Her Sister from Paris is a 1925 American silent comedy film based upon the play The Twin Sister by Ludwig Fulda. It was directed by Sidney Franklin and stars Constance Talmadge, Ronald Colman, and George K. Arthur.

The film's sets were designed by the art director William Cameron Menzies while the costumes were by Adrian, working on his first production.

==Plot==
As described in a film magazine reviews, Joseph Weyringer, a writer of novels, comes to believe that his wife Helen is too domestic. She interrupts her husband and a quarrel follows. When she leaves him to return to her mother’s, she meets her twin sister at the station. The latter has come to Vienna to dance. An invitation comes to the sister, La Perry, to come to supper after her performance with Joseph whom she has never seen. She accepts, then sends Helen to impersonate her at the supper. Helen is believed to be the dancer by Joseph. She has sex with Joseph and proposes that they elope. He is persuaded to go to the same hotel where they had spent their honeymoon. When they are given the bridal suite, he confesses that he cannot go on because he loves his wife. He is then confronted with his wife (who is really his sister-in-law). Helen is satisfied that her husband still loves her.

ASSIGNMENT 1:
Answer these questions using the text about Her Sister from Paris:
(a) Who directed the film?
(b) Who designed the film's costumes?
(c) To which city has the twin sister come to dance?
ASSIGNMENT 2: Extend the text about Her Sister from Paris, picking up right after its final sentence.
The items below the text come from a separate source.

RECORDS SUPPLIED:
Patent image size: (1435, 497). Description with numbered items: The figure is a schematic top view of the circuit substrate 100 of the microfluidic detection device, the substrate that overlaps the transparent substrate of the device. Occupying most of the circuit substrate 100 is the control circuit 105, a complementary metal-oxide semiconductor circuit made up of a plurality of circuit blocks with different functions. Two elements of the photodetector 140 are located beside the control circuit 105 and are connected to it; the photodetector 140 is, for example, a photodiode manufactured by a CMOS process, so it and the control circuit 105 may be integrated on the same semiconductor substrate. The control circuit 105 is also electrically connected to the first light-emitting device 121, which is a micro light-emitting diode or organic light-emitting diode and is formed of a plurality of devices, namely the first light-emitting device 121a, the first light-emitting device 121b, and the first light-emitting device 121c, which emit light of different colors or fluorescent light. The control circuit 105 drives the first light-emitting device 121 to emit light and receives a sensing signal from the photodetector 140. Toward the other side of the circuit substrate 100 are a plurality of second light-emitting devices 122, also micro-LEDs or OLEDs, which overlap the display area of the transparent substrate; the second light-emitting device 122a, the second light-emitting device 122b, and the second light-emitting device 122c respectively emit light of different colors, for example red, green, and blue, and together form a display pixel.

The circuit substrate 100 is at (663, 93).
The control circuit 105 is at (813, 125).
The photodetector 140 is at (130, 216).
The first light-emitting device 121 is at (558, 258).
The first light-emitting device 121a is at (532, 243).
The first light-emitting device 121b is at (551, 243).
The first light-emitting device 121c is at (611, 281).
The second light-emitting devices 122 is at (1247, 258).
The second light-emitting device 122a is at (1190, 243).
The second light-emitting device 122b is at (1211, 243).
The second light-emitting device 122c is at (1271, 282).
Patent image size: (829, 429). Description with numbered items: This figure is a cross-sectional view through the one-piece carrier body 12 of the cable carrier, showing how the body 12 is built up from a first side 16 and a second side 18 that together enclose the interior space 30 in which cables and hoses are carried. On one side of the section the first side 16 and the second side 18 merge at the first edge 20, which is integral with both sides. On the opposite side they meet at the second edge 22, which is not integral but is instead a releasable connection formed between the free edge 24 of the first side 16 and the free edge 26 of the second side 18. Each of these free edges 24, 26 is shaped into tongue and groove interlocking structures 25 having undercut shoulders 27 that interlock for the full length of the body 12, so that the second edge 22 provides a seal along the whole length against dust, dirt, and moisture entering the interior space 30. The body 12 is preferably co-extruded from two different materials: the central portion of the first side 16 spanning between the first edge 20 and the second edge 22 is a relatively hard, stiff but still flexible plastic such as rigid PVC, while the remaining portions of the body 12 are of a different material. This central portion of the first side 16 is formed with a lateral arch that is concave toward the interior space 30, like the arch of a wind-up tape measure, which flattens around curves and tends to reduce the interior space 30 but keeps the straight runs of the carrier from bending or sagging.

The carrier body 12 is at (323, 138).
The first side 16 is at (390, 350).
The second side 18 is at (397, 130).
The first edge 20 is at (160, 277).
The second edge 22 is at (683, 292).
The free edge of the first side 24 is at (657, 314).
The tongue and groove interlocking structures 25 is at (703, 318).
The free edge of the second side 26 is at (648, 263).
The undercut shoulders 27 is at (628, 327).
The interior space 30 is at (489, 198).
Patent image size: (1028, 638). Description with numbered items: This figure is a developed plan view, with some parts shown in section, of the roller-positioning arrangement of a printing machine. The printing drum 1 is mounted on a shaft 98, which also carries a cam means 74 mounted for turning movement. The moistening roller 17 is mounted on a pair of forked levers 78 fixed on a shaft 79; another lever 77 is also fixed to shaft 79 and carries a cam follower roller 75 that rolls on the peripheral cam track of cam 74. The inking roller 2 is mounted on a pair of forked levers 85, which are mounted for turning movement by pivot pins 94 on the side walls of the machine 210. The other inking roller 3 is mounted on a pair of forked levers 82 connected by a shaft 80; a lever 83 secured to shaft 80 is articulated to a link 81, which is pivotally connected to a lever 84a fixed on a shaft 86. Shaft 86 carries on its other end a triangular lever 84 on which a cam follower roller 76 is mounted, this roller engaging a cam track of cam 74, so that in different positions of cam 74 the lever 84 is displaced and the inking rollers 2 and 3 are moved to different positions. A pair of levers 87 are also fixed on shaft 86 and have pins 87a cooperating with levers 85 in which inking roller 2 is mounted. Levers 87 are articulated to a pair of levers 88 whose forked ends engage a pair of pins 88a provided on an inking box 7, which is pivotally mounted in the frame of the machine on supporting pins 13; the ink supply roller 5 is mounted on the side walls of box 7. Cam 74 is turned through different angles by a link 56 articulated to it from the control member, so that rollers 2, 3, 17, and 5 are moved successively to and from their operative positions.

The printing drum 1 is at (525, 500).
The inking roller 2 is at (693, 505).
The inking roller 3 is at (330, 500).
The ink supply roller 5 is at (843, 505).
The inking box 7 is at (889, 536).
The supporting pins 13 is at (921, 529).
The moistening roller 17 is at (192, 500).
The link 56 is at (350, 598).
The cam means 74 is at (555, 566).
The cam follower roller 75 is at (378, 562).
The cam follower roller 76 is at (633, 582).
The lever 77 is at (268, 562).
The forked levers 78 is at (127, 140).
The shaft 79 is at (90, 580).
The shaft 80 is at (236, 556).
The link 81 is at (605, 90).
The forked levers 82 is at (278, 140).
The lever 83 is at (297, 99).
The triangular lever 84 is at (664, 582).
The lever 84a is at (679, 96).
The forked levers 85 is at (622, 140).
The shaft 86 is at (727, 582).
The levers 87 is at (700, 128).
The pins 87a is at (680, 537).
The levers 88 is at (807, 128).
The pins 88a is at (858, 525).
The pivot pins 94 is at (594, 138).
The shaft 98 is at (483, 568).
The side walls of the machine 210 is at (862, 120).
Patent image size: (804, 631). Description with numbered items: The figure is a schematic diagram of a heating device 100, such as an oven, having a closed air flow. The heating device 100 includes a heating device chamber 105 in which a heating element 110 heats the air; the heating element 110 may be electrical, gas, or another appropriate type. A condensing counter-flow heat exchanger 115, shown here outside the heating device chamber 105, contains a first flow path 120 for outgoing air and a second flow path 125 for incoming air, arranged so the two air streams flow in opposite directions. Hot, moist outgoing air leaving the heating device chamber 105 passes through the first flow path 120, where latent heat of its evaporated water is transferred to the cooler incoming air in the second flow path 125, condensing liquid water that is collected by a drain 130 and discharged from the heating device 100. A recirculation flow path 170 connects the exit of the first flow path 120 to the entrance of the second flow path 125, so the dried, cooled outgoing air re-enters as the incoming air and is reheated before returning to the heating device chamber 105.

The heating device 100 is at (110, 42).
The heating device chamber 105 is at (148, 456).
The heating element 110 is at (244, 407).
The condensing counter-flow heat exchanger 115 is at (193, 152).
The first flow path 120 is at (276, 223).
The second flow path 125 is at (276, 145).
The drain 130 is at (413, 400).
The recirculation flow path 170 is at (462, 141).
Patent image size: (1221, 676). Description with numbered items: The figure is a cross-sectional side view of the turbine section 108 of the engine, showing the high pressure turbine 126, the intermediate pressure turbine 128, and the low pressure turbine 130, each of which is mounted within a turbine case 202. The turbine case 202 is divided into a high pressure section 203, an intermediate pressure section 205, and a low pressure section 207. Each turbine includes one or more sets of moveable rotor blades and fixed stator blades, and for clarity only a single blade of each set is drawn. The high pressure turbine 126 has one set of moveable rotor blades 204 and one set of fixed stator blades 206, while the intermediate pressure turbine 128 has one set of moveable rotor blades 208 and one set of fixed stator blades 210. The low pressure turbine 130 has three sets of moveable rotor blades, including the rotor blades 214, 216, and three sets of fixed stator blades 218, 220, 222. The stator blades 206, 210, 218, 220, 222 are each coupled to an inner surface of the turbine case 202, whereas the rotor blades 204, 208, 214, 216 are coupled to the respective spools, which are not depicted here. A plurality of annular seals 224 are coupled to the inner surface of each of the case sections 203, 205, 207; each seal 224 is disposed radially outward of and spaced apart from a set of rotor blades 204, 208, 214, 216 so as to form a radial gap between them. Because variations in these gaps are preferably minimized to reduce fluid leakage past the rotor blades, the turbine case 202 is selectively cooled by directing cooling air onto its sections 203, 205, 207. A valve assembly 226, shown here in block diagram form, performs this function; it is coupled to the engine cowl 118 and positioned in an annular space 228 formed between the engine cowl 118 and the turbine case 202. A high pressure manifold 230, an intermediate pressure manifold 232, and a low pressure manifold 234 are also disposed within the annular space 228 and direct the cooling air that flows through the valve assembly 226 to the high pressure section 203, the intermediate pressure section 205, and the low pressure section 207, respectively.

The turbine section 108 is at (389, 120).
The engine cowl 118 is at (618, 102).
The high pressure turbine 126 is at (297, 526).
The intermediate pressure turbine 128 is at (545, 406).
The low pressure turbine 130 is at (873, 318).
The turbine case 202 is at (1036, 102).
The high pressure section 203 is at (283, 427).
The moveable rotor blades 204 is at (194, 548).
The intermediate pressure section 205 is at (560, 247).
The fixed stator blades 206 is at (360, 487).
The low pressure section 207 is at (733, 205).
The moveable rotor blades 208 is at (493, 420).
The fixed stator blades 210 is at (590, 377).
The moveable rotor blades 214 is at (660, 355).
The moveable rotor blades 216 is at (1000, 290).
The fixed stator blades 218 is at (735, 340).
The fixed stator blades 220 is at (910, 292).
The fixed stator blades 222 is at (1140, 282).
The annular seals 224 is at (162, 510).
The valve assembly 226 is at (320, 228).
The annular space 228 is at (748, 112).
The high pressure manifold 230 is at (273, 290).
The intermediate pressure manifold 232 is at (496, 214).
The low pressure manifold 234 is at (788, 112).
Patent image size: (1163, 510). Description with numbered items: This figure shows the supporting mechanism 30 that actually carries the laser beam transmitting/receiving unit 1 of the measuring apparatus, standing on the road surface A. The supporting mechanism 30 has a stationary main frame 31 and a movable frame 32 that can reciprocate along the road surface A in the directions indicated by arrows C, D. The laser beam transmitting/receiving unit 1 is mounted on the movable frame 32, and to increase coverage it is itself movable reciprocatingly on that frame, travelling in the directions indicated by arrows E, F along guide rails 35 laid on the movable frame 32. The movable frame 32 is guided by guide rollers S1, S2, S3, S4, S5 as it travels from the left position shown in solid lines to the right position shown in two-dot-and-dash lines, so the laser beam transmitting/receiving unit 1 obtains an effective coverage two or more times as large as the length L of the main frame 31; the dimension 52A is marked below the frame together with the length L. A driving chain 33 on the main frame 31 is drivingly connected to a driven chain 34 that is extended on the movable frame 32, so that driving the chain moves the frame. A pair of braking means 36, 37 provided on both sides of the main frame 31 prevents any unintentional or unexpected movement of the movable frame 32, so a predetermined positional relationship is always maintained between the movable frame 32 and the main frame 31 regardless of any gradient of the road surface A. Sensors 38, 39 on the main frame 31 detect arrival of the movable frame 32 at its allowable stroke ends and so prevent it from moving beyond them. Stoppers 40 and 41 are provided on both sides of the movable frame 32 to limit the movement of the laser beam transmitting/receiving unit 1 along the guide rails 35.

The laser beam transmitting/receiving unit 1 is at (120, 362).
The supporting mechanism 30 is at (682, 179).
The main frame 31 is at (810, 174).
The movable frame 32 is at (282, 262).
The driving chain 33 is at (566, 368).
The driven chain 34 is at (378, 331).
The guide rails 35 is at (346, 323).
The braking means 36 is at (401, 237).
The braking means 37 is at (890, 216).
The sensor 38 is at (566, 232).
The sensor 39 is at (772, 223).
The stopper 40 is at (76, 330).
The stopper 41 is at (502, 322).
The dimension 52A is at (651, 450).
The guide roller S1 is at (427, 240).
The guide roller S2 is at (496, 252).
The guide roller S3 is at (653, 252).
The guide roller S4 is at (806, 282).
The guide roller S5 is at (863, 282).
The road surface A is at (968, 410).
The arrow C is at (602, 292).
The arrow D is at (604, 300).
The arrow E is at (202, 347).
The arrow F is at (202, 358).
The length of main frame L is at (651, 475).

TASK OUTPUT 1:
(a) Sidney Franklin
(b) Adrian
(c) Vienna

TASK OUTPUT 2:
==Cast==
- Constance Talmadge as Helen Weyringer / La Perry
- Ronald Colman as Joseph Weyringer
- George K. Arthur as Robert Well
- Gertrude Claire as Anna, the Housekeeper
- Mario Carillo as The King
- Ellinor Vanderveer as Theatre Patron

==Reception==
At that time films in the United States were subject to local censorship, and, after the Chicago Board of Censors initially recommended changes, the chief of the Chicago Police Department denied Her Sister from Paris a permit. One theater challenged the denial by filing for a writ of mandamus in state court and took a survey of its patrons which favored the showing of the film by a margin of 1000 to 5. In the end, the chief of police issued a permit after an agreement to make 7 changes, 6 of which revised or eliminated intertitles.

==Preservation==
A complete print of Her Sister from Paris is located at the Library of Congress.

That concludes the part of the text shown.